# THE TASK
Pull every line containing "near" out of the material below.

# THE INPUT
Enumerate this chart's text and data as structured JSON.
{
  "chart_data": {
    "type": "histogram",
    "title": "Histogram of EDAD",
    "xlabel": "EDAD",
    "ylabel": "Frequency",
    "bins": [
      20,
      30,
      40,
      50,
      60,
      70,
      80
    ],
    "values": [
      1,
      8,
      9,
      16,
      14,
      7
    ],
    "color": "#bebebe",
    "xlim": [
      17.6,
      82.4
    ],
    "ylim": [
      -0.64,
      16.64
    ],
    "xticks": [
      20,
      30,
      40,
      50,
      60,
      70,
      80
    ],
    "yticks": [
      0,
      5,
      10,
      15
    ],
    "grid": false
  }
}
--
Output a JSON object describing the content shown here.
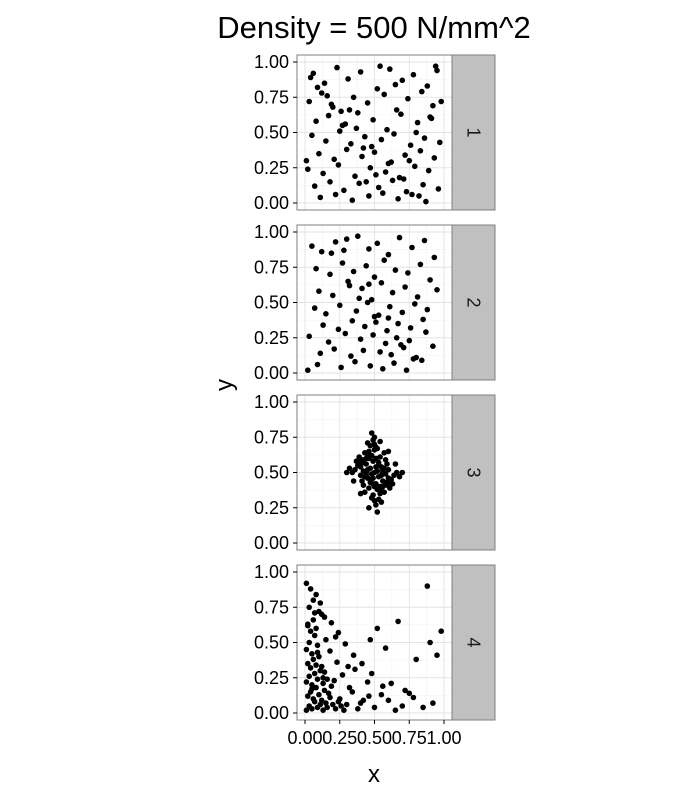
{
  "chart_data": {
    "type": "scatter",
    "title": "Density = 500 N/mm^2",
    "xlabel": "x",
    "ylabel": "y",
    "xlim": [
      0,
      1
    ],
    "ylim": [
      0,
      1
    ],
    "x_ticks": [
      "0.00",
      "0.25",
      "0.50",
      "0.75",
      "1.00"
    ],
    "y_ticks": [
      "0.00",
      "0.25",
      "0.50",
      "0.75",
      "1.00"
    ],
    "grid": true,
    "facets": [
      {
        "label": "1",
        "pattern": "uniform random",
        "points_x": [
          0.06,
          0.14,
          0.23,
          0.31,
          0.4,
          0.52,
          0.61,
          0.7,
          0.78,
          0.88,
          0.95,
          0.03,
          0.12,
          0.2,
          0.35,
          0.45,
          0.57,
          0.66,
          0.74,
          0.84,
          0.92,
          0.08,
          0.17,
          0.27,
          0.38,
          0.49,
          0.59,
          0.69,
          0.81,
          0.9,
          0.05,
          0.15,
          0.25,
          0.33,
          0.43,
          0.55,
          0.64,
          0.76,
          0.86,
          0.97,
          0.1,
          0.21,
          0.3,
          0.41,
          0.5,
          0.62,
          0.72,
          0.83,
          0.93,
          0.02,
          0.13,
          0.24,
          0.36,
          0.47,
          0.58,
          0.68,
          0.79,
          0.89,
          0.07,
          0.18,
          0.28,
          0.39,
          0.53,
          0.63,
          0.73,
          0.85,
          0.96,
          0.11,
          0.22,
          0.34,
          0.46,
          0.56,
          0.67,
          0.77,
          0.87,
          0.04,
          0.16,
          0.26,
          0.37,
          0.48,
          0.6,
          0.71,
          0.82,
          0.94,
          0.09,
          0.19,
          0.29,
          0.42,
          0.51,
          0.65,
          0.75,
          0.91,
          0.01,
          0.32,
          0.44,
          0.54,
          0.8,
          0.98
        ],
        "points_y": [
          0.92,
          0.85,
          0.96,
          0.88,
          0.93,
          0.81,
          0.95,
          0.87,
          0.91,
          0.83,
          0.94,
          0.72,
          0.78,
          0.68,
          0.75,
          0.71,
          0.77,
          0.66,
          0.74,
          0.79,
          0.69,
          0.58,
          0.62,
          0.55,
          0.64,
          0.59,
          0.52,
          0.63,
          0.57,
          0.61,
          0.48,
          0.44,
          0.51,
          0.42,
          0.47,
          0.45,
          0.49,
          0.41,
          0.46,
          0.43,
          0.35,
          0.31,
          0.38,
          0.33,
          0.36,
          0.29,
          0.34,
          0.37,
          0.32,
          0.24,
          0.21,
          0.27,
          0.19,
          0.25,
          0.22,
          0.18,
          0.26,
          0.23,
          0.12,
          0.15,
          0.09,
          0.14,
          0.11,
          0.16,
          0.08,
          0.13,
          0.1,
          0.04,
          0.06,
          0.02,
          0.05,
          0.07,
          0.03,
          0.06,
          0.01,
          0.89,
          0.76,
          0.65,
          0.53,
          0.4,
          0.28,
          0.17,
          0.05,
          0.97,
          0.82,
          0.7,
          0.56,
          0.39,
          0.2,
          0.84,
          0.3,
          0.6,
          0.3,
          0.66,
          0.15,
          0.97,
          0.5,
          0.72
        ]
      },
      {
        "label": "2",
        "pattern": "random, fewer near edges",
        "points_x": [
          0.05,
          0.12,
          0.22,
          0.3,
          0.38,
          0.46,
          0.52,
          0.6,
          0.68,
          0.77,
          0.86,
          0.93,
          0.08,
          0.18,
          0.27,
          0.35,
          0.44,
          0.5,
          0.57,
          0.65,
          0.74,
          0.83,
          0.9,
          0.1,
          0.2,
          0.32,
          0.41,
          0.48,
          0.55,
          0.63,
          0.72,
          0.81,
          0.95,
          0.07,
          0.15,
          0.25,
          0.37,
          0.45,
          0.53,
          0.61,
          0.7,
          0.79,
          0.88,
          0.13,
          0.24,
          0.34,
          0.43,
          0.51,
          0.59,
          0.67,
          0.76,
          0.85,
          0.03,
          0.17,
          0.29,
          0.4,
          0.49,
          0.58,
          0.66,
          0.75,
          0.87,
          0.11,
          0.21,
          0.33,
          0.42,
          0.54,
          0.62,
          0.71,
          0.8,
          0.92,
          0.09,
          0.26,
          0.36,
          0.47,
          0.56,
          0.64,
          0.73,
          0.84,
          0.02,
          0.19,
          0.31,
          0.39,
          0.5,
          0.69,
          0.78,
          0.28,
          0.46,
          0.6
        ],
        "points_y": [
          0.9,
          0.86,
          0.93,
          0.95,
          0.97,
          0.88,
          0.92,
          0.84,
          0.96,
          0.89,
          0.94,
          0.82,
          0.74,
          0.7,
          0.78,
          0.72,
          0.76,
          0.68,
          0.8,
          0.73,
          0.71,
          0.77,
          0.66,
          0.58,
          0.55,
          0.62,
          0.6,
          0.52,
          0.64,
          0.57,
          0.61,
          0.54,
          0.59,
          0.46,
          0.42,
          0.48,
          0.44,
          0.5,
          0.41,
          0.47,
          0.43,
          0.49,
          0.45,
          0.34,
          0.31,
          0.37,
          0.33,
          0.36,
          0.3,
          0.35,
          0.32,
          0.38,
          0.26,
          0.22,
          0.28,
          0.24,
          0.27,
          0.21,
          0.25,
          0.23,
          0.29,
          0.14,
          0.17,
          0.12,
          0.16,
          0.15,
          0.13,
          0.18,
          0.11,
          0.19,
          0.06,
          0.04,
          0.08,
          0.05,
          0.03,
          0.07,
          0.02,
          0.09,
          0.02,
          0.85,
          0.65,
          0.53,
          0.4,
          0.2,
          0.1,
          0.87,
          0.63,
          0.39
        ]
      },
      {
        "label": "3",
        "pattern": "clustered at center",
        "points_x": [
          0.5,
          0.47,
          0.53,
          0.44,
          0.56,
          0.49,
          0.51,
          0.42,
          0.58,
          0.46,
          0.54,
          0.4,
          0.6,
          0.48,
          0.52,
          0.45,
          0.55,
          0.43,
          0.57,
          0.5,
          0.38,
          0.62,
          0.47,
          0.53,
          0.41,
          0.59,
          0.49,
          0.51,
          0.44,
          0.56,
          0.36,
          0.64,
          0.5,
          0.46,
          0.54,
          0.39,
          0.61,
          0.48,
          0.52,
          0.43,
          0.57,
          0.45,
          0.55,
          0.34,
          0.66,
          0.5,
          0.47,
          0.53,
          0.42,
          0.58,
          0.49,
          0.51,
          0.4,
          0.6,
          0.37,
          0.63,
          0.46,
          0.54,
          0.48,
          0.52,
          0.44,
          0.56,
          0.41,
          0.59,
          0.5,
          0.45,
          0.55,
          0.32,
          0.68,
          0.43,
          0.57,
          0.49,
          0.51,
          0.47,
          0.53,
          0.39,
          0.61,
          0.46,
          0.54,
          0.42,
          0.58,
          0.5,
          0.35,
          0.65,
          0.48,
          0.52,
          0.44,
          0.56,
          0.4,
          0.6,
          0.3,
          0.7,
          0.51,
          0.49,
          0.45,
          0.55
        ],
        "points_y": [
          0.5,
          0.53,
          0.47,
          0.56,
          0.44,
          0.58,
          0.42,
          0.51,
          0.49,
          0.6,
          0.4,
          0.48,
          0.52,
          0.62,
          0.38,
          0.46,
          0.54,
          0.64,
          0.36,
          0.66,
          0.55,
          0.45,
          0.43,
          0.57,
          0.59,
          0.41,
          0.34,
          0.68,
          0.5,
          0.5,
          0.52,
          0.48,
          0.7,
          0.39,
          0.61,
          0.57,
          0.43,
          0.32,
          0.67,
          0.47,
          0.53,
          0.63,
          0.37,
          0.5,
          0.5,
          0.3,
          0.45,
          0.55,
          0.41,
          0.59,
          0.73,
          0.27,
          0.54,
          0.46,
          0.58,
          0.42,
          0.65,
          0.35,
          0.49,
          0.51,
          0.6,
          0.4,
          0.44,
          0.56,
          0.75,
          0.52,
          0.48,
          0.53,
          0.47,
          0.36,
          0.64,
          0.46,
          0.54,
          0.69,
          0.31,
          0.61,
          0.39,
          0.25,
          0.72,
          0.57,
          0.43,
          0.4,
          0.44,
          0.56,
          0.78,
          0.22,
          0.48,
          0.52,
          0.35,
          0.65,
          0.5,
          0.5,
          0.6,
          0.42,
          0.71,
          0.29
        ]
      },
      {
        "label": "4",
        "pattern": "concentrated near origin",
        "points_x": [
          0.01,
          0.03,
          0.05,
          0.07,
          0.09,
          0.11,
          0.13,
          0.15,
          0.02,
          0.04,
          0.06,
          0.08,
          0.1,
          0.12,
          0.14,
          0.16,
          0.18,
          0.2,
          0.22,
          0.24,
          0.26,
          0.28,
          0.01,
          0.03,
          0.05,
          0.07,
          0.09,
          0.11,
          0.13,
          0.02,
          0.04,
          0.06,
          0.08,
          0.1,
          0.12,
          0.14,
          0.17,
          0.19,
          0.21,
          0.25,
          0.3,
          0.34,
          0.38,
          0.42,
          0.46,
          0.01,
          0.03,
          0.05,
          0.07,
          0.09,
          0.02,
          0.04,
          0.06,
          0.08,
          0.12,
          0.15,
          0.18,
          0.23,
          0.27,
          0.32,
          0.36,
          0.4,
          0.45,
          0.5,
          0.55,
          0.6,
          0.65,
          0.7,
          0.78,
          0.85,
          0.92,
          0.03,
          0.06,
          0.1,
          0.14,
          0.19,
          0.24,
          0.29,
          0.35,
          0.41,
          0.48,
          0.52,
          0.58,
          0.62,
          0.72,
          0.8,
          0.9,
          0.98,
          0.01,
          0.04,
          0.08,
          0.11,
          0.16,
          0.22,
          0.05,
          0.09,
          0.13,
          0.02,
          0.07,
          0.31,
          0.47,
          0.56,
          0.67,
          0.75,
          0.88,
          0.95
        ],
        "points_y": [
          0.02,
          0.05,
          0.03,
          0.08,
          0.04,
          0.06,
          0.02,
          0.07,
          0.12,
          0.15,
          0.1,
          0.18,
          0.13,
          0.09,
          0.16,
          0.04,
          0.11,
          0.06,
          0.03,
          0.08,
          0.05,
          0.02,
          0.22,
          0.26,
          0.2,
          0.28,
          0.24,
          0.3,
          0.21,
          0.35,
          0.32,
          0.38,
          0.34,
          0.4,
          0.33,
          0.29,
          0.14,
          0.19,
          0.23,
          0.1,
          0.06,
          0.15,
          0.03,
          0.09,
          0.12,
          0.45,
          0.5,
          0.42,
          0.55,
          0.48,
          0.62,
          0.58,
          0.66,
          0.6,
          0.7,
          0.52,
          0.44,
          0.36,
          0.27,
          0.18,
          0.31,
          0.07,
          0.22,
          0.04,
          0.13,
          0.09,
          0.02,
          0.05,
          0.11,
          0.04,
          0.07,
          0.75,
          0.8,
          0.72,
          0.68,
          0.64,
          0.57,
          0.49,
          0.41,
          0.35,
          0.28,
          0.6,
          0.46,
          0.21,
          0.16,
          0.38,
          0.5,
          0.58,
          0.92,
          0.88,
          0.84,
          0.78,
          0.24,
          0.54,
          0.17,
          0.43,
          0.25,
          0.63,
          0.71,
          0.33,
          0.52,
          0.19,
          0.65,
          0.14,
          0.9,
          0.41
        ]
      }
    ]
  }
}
...
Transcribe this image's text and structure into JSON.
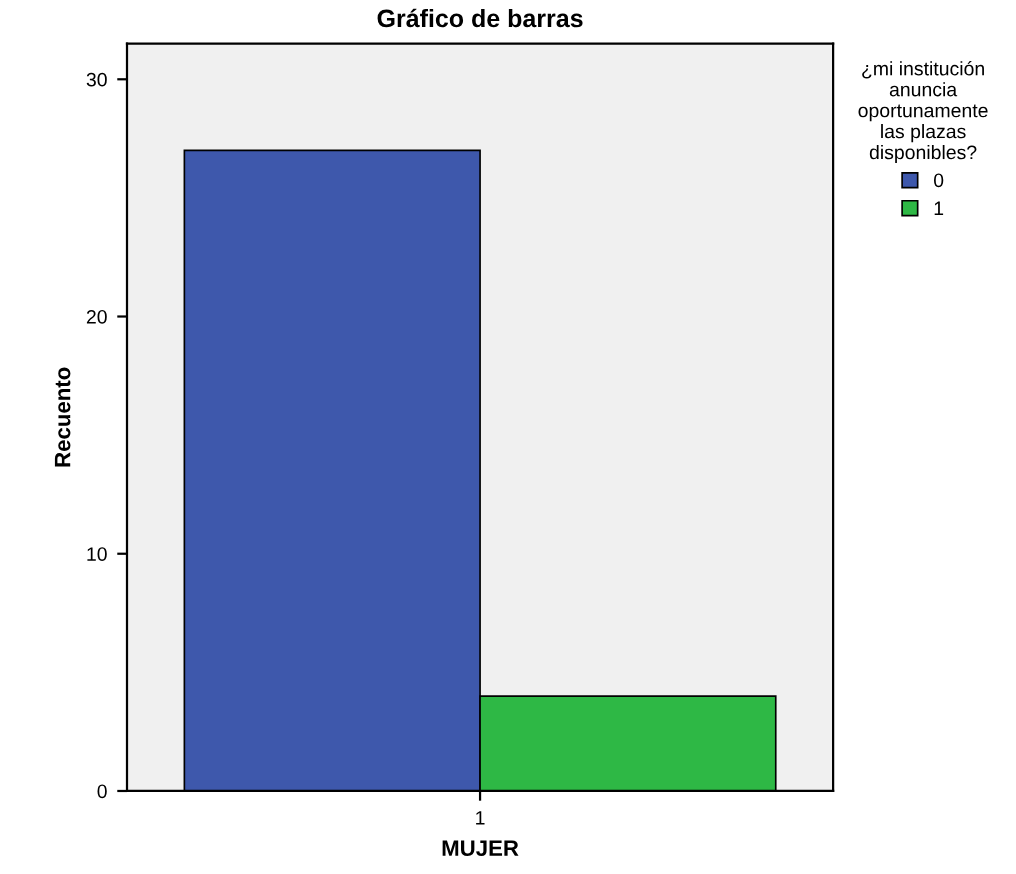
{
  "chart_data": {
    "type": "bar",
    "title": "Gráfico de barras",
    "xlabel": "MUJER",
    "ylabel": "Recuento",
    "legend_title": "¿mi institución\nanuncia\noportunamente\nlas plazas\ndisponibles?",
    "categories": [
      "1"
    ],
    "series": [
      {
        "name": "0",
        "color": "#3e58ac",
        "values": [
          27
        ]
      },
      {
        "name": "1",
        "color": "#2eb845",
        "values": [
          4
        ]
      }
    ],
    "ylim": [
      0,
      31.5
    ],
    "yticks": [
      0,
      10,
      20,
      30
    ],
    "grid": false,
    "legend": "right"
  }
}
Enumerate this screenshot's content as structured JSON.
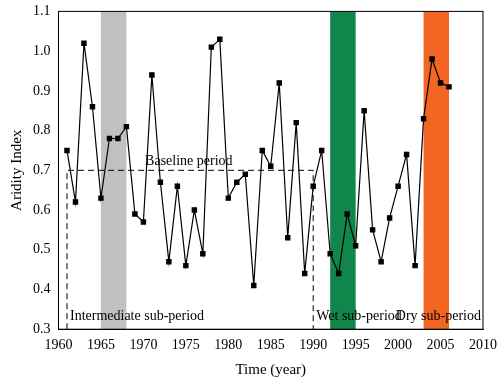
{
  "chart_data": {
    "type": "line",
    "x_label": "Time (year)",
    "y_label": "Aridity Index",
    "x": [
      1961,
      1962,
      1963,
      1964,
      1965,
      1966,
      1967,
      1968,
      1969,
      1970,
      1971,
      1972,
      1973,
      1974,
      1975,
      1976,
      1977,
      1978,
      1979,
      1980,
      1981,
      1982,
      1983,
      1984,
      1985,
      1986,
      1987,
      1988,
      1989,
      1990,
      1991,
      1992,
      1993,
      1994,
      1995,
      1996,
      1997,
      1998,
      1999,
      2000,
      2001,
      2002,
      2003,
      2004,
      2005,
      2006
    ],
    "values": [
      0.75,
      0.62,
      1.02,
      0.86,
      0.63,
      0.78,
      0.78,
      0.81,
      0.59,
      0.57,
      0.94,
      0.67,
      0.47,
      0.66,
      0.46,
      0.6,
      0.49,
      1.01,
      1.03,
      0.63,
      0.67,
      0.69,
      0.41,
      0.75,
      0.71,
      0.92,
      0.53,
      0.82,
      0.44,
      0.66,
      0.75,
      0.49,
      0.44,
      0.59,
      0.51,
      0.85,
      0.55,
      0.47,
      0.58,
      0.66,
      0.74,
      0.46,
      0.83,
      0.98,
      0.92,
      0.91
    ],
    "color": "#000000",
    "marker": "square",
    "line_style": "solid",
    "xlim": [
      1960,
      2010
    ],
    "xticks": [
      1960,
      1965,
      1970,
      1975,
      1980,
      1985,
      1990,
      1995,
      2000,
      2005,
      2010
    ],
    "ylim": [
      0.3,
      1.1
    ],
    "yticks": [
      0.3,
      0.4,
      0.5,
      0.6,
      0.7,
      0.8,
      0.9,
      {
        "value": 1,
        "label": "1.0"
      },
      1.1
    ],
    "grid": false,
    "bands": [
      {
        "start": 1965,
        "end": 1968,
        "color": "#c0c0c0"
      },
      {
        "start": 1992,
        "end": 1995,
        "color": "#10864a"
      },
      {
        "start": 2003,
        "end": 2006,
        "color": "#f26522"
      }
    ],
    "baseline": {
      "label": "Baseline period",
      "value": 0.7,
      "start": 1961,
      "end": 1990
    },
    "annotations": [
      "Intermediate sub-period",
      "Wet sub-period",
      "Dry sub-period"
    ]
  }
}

# RESPONSE BELOW
        "pattern": "random, fewer near edges",
        "pattern": "concentrated near origin",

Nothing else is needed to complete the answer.